__DIRECTIVE__: Take each line that has the word "title" and return it.

__RECORDS FOR THE EXERCISE__:
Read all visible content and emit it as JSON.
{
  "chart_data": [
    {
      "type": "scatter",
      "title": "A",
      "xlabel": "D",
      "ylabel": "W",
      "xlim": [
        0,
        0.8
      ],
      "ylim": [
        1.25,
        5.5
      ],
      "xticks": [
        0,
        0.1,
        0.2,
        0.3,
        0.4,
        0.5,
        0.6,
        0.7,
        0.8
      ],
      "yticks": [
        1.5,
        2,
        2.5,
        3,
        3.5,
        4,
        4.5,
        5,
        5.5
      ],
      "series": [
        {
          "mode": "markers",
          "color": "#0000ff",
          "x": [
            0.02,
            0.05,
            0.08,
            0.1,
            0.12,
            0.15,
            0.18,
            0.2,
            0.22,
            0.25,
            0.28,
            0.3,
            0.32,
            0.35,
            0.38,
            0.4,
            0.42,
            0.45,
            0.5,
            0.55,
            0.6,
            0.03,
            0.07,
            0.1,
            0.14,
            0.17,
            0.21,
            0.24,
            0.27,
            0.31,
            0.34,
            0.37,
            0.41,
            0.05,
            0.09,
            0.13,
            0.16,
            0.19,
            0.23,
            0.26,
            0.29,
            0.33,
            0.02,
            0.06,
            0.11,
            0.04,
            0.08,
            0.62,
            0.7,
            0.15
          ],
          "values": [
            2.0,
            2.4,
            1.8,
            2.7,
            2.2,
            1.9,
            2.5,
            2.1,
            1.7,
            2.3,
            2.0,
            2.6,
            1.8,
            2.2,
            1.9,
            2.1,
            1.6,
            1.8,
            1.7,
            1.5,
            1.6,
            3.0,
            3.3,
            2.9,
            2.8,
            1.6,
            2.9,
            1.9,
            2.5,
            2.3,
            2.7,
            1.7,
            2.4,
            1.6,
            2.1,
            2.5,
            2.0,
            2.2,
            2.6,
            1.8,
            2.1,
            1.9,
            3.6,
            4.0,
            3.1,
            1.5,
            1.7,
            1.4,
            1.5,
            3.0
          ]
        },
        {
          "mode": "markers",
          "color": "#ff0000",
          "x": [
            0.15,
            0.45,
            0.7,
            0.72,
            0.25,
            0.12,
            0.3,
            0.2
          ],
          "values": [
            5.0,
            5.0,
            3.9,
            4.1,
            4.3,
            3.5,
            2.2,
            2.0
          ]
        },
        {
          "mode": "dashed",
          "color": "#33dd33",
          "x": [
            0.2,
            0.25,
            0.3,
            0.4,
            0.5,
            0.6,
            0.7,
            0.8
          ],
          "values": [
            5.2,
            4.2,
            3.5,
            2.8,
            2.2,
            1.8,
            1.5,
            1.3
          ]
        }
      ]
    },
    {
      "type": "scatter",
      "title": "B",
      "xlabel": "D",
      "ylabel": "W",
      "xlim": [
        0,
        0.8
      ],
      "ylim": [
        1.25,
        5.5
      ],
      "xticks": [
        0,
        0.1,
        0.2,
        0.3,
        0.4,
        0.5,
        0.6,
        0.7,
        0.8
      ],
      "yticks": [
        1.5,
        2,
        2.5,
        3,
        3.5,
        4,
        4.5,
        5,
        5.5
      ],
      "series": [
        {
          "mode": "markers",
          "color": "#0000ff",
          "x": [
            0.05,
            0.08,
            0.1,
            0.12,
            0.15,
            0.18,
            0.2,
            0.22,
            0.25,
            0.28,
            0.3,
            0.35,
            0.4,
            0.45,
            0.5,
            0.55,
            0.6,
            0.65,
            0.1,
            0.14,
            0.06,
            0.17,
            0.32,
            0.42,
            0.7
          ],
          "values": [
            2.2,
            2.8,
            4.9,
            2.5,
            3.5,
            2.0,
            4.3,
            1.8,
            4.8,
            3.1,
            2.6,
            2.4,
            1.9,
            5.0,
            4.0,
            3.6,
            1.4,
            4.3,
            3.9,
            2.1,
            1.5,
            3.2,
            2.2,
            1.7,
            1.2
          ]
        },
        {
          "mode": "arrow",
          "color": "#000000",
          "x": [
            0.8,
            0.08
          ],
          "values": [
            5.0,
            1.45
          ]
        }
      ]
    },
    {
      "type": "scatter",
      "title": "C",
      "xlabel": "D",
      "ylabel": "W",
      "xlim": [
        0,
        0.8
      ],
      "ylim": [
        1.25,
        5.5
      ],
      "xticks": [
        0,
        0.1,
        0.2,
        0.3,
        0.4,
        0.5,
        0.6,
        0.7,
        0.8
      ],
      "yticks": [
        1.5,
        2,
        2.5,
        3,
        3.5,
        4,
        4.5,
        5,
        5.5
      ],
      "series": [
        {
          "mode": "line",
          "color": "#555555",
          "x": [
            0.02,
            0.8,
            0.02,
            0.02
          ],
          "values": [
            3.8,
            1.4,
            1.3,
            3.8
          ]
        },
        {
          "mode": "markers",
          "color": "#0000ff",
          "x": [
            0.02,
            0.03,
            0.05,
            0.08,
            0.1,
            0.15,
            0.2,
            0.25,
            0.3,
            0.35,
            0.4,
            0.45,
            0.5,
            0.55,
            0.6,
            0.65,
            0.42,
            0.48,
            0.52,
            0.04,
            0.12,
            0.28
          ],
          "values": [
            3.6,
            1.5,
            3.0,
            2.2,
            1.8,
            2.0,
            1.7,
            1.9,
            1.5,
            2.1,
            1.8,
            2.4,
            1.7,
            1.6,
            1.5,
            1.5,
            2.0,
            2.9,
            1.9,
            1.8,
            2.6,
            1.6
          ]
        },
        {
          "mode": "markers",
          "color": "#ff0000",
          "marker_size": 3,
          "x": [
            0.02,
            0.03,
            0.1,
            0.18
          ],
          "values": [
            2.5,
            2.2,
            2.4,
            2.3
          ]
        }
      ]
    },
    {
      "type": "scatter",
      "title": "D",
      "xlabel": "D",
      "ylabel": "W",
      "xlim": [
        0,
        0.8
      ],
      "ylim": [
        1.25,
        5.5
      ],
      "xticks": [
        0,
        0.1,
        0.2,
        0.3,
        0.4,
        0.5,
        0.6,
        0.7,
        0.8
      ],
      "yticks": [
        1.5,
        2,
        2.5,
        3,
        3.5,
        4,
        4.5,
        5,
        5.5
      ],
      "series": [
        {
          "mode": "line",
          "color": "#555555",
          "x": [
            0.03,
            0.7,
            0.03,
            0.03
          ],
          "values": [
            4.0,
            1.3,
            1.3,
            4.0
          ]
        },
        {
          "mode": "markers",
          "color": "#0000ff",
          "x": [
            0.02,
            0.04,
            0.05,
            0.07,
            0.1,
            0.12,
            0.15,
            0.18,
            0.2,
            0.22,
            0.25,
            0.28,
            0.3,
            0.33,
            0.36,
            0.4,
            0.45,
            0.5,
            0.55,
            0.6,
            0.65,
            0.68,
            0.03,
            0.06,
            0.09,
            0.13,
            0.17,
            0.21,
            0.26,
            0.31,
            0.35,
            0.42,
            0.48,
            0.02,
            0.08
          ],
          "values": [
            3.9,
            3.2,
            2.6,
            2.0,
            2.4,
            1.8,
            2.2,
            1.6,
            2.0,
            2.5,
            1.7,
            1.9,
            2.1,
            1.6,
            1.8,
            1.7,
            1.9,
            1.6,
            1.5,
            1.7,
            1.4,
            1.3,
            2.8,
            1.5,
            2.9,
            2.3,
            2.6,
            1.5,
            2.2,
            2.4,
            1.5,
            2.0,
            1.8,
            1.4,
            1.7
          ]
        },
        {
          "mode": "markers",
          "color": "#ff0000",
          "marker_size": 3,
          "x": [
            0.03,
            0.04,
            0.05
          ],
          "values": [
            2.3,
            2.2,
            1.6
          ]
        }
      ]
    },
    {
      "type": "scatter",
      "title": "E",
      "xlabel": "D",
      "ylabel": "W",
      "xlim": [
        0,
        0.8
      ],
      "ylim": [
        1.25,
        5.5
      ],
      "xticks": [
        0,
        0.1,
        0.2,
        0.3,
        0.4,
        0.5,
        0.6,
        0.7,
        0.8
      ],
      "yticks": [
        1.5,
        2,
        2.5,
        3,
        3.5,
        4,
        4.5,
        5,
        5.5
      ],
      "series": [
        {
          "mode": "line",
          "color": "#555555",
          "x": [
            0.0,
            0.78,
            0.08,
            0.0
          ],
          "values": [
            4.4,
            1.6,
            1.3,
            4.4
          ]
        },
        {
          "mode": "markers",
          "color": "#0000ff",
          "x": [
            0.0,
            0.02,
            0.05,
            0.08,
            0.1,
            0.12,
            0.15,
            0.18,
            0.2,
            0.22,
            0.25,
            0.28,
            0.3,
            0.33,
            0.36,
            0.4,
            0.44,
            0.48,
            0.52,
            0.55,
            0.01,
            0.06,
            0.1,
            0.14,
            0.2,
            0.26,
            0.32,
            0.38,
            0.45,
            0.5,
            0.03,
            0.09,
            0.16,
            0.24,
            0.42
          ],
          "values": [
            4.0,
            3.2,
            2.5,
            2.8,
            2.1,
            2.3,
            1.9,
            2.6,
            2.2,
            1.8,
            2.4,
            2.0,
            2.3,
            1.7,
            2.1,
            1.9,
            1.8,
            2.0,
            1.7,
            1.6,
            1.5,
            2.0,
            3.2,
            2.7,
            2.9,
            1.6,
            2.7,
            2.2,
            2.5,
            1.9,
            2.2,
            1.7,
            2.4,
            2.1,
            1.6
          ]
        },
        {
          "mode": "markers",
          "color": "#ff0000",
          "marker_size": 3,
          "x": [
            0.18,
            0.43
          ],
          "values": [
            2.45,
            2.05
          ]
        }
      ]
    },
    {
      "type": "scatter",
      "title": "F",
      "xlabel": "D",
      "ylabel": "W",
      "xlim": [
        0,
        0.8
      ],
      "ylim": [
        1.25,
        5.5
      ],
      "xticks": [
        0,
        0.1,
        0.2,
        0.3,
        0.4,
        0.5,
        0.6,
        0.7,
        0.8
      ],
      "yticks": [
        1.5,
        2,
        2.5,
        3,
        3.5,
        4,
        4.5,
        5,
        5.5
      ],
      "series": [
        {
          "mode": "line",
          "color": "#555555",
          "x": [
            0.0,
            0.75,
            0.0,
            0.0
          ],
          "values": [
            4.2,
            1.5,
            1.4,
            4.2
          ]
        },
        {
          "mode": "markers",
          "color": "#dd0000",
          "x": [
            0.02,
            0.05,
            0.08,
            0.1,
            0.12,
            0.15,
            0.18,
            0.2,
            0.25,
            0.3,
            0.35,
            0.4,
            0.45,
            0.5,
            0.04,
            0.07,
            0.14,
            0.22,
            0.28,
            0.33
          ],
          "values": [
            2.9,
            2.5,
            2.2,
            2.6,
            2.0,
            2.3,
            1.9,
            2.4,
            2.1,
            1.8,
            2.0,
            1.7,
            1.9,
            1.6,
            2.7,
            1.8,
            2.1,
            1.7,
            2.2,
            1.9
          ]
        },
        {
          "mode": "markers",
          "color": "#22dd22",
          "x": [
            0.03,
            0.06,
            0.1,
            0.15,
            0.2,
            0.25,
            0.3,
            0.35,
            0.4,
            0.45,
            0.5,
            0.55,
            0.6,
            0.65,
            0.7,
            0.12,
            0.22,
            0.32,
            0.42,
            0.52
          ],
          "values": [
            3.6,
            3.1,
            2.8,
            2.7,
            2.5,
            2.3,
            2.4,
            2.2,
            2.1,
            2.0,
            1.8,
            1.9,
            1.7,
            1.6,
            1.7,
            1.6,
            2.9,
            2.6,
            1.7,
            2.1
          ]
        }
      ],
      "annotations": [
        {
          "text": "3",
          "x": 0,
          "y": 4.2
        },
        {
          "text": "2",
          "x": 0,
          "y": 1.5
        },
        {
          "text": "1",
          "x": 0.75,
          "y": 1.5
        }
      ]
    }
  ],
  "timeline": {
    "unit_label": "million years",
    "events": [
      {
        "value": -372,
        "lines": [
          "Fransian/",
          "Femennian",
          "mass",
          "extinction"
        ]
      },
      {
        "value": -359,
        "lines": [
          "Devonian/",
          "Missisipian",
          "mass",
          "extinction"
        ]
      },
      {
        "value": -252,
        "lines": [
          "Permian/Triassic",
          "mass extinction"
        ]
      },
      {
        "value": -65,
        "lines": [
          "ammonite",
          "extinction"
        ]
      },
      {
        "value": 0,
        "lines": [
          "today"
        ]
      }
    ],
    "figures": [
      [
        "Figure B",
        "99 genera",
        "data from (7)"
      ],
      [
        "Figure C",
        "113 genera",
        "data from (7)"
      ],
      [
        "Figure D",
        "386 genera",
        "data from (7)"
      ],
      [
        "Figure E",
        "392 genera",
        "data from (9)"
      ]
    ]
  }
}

__CORRECT OUTPUT__:
      "title": "A",
      "title": "B",
      "title": "C",
      "title": "D",
      "title": "E",
      "title": "F",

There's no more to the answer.